### Page
BEGIN

This post-processed `demo.hdf5` file in its current state is _missing_ observations (e.g.: proprioception, images, ...), rewards, and dones, which are necessary for training policies.

However, keeping these observation-free datasets is useful because it **allows flexibility in [extracting](robosuite.md#extracting-observations-from-mujoco-states) different kinds of observations and rewards**.

<details>
  <summary><b>Dataset Structure <span style="color:red;">(click to expand)</span></b></summary>
<p>

- `data` (group)

  - `total` (attribute) - number of state-action samples in the dataset

  - `env_args` (attribute) - a json string that contains metadata on the environment and relevant arguments used for collecting data

  - `demo_0` (group) - group for the first demonstration (every demonstration has a group)

END

### Provided material
BEGIN

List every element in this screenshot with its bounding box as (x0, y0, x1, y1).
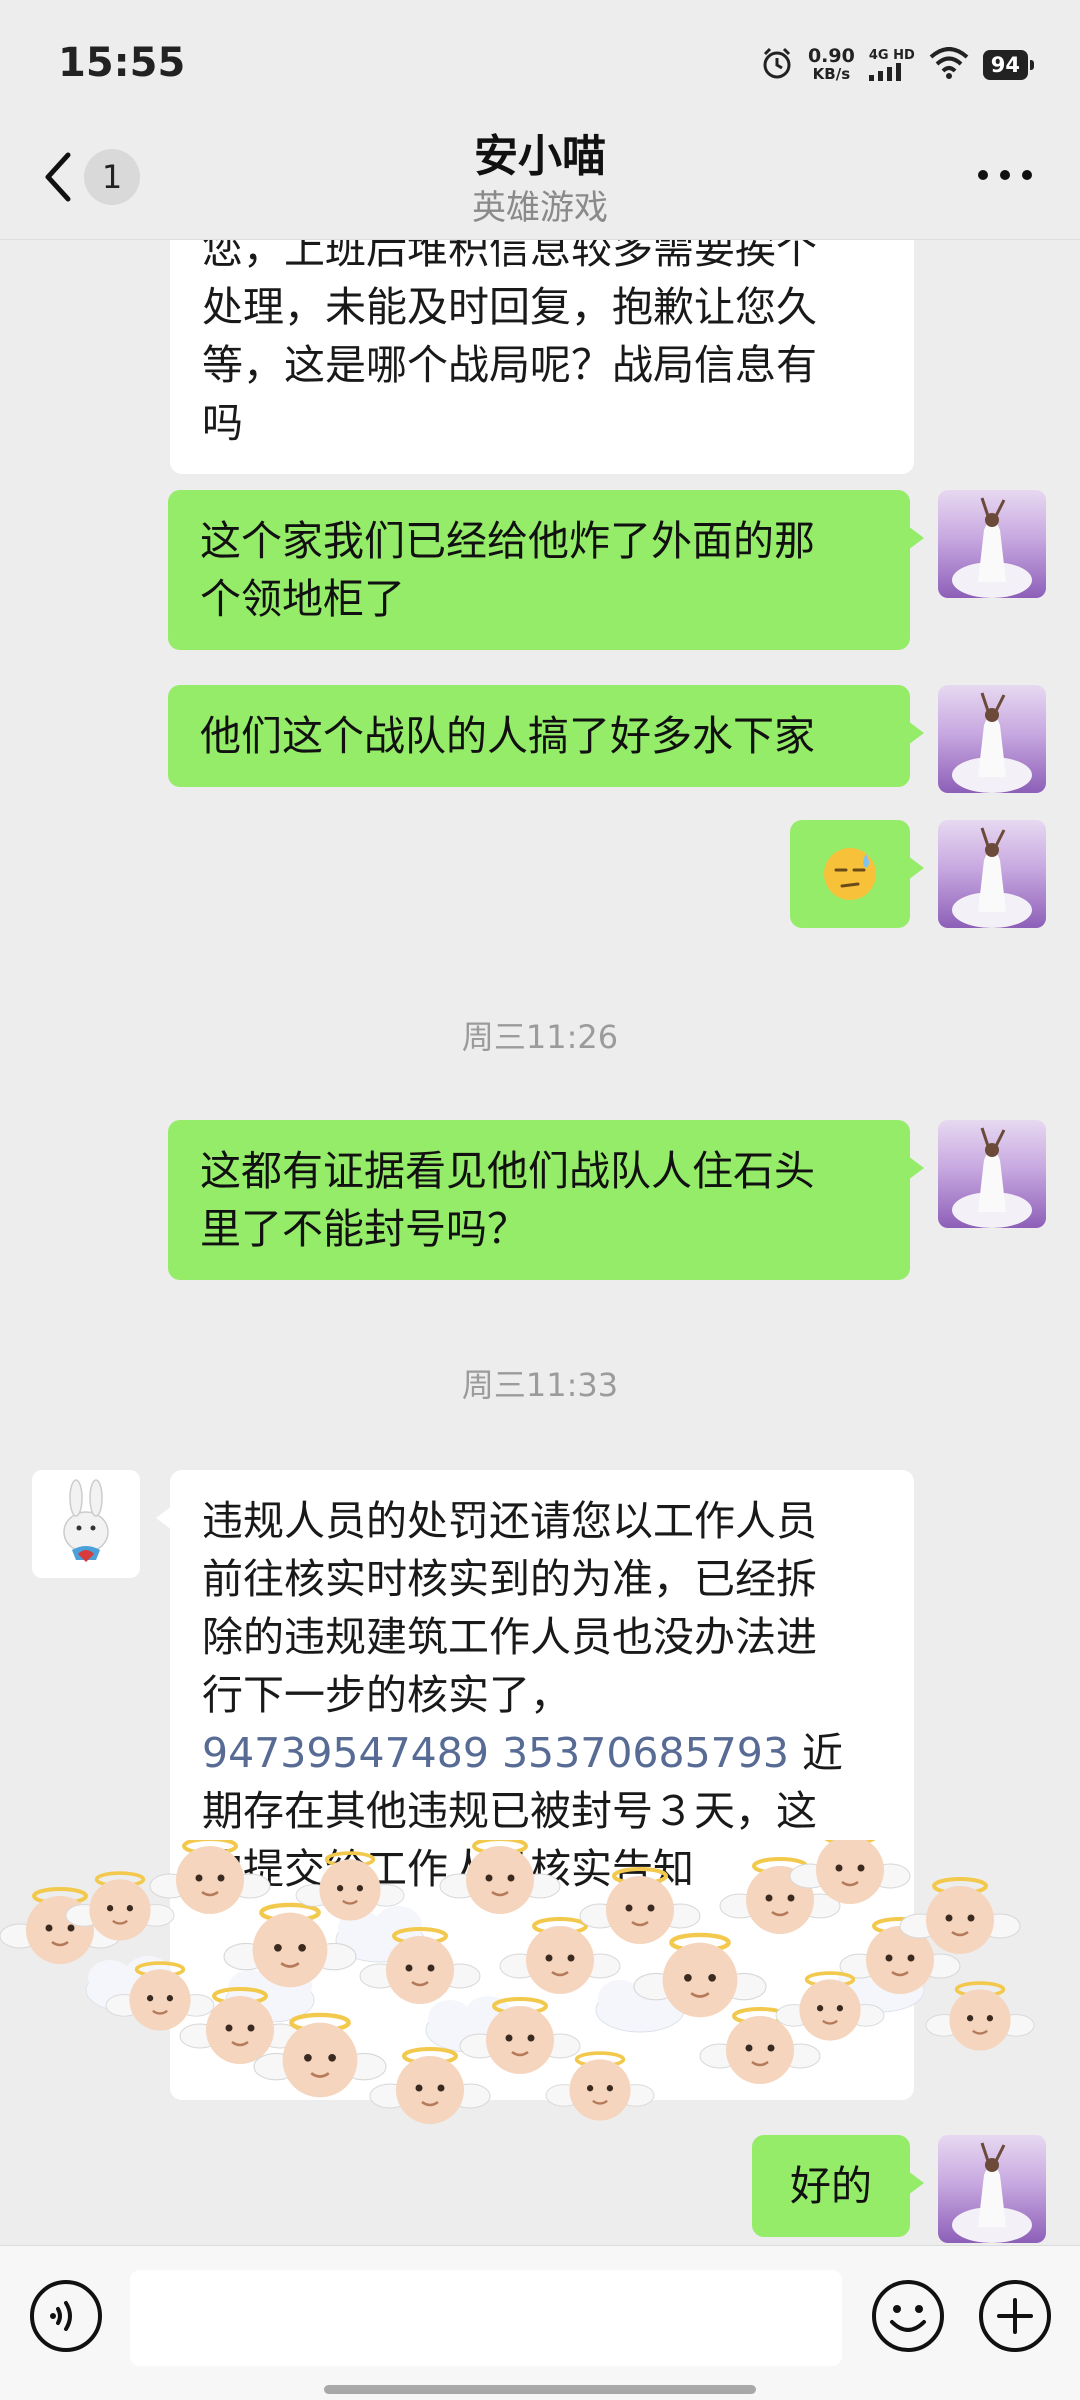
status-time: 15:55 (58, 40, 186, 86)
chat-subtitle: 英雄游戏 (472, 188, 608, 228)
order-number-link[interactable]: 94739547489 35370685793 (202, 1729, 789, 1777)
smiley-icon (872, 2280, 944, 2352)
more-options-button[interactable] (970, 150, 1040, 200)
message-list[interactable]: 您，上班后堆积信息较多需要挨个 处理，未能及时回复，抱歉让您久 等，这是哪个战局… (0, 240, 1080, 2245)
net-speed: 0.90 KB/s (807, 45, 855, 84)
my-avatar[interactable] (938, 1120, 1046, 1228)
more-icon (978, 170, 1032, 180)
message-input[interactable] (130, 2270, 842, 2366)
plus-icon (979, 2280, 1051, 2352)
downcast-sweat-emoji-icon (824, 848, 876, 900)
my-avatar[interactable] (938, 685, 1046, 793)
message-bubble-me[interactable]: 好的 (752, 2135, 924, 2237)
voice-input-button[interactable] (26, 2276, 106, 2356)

END

### The request
In the dataset text, what does the `total` attribute hold?

### Final result
The number of state-action samples in the dataset.